◆ Raw records:

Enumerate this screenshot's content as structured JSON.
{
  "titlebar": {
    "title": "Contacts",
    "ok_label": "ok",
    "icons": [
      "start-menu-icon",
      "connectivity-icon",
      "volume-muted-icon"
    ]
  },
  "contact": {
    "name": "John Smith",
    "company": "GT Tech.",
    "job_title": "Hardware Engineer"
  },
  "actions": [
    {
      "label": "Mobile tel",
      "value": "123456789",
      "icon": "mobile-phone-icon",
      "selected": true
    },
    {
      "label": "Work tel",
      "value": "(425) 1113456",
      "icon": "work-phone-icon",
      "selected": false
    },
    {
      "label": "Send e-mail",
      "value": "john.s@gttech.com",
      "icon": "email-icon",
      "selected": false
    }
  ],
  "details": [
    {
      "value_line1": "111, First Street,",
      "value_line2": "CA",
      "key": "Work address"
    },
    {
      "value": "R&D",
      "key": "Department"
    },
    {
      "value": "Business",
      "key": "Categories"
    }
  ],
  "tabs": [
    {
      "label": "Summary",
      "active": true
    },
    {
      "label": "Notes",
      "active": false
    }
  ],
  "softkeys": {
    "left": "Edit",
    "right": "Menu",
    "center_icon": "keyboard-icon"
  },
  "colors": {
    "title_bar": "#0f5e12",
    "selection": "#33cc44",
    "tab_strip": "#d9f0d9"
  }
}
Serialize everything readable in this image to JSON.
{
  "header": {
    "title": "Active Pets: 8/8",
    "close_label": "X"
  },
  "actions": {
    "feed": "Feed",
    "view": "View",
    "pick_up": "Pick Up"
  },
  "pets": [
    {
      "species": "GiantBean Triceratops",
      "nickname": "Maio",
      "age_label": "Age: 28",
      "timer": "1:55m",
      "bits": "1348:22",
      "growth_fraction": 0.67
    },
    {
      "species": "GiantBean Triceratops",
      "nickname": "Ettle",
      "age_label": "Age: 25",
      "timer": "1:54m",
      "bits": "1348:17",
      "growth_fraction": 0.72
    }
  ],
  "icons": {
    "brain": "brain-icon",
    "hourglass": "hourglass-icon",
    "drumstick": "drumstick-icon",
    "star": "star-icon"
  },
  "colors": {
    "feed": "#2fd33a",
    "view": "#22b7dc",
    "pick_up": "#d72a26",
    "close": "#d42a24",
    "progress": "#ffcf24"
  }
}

◆ Goal: Each line of the material must be restated exactly.

◆ Solved problem:
Enumerate this screenshot's content as structured JSON.
{
  "titlebar": {
    "title": "Contacts",
    "ok_label": "ok",
    "icons": [
      "start-menu-icon",
      "connectivity-icon",
      "volume-muted-icon"
    ]
  },
  "contact": {
    "name": "John Smith",
    "company": "GT Tech.",
    "job_title": "Hardware Engineer"
  },
  "actions": [
    {
      "label": "Mobile tel",
      "value": "123456789",
      "icon": "mobile-phone-icon",
      "selected": true
    },
    {
      "label": "Work tel",
      "value": "(425) 1113456",
      "icon": "work-phone-icon",
      "selected": false
    },
    {
      "label": "Send e-mail",
      "value": "john.s@gttech.com",
      "icon": "email-icon",
      "selected": false
    }
  ],
  "details": [
    {
      "value_line1": "111, First Street,",
      "value_line2": "CA",
      "key": "Work address"
    },
    {
      "value": "R&D",
      "key": "Department"
    },
    {
      "value": "Business",
      "key": "Categories"
    }
  ],
  "tabs": [
    {
      "label": "Summary",
      "active": true
    },
    {
      "label": "Notes",
      "active": false
    }
  ],
  "softkeys": {
    "left": "Edit",
    "right": "Menu",
    "center_icon": "keyboard-icon"
  },
  "colors": {
    "title_bar": "#0f5e12",
    "selection": "#33cc44",
    "tab_strip": "#d9f0d9"
  }
}
Serialize everything readable in this image to JSON.
{
  "header": {
    "title": "Active Pets: 8/8",
    "close_label": "X"
  },
  "actions": {
    "feed": "Feed",
    "view": "View",
    "pick_up": "Pick Up"
  },
  "pets": [
    {
      "species": "GiantBean Triceratops",
      "nickname": "Maio",
      "age_label": "Age: 28",
      "timer": "1:55m",
      "bits": "1348:22",
      "growth_fraction": 0.67
    },
    {
      "species": "GiantBean Triceratops",
      "nickname": "Ettle",
      "age_label": "Age: 25",
      "timer": "1:54m",
      "bits": "1348:17",
      "growth_fraction": 0.72
    }
  ],
  "icons": {
    "brain": "brain-icon",
    "hourglass": "hourglass-icon",
    "drumstick": "drumstick-icon",
    "star": "star-icon"
  },
  "colors": {
    "feed": "#2fd33a",
    "view": "#22b7dc",
    "pick_up": "#d72a26",
    "close": "#d42a24",
    "progress": "#ffcf24"
  }
}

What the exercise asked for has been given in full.